(Stored dataset items)
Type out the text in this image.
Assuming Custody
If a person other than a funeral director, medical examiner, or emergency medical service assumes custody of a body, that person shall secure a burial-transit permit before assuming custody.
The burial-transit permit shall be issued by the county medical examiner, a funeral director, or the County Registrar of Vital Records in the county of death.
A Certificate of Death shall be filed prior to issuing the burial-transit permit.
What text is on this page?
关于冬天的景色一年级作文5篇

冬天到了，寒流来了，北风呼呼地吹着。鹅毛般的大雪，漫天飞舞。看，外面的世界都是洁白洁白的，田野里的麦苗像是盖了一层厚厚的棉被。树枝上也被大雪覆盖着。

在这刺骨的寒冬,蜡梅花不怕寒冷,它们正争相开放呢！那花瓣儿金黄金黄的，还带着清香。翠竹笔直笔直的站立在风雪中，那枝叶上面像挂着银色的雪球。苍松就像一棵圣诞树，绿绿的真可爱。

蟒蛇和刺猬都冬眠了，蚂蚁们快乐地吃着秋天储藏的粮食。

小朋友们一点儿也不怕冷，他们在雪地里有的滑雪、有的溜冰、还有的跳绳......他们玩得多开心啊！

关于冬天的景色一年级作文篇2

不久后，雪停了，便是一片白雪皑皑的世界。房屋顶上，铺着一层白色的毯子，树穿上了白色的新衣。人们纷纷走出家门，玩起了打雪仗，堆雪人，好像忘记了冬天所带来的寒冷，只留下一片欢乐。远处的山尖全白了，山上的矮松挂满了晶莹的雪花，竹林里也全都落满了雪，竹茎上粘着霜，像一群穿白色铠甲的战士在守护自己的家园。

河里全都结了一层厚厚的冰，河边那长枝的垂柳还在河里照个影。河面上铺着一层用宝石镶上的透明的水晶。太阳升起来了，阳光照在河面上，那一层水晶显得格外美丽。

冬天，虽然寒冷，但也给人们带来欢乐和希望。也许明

TASK DETAILS -> Starting at the line that contains "What text is on this page?", retype each line through the end of the listing above and nothing else.

ANSWER FOR THIS EXERCISE ->
What text is on this page?
关于冬天的景色一年级作文5篇

冬天到了，寒流来了，北风呼呼地吹着。鹅毛般的大雪，漫天飞舞。看，外面的世界都是洁白洁白的，田野里的麦苗像是盖了一层厚厚的棉被。树枝上也被大雪覆盖着。

在这刺骨的寒冬,蜡梅花不怕寒冷,它们正争相开放呢！那花瓣儿金黄金黄的，还带着清香。翠竹笔直笔直的站立在风雪中，那枝叶上面像挂着银色的雪球。苍松就像一棵圣诞树，绿绿的真可爱。

蟒蛇和刺猬都冬眠了，蚂蚁们快乐地吃着秋天储藏的粮食。

小朋友们一点儿也不怕冷，他们在雪地里有的滑雪、有的溜冰、还有的跳绳......他们玩得多开心啊！

关于冬天的景色一年级作文篇2

不久后，雪停了，便是一片白雪皑皑的世界。房屋顶上，铺着一层白色的毯子，树穿上了白色的新衣。人们纷纷走出家门，玩起了打雪仗，堆雪人，好像忘记了冬天所带来的寒冷，只留下一片欢乐。远处的山尖全白了，山上的矮松挂满了晶莹的雪花，竹林里也全都落满了雪，竹茎上粘着霜，像一群穿白色铠甲的战士在守护自己的家园。

河里全都结了一层厚厚的冰，河边那长枝的垂柳还在河里照个影。河面上铺着一层用宝石镶上的透明的水晶。太阳升起来了，阳光照在河面上，那一层水晶显得格外美丽。

冬天，虽然寒冷，但也给人们带来欢乐和希望。也许明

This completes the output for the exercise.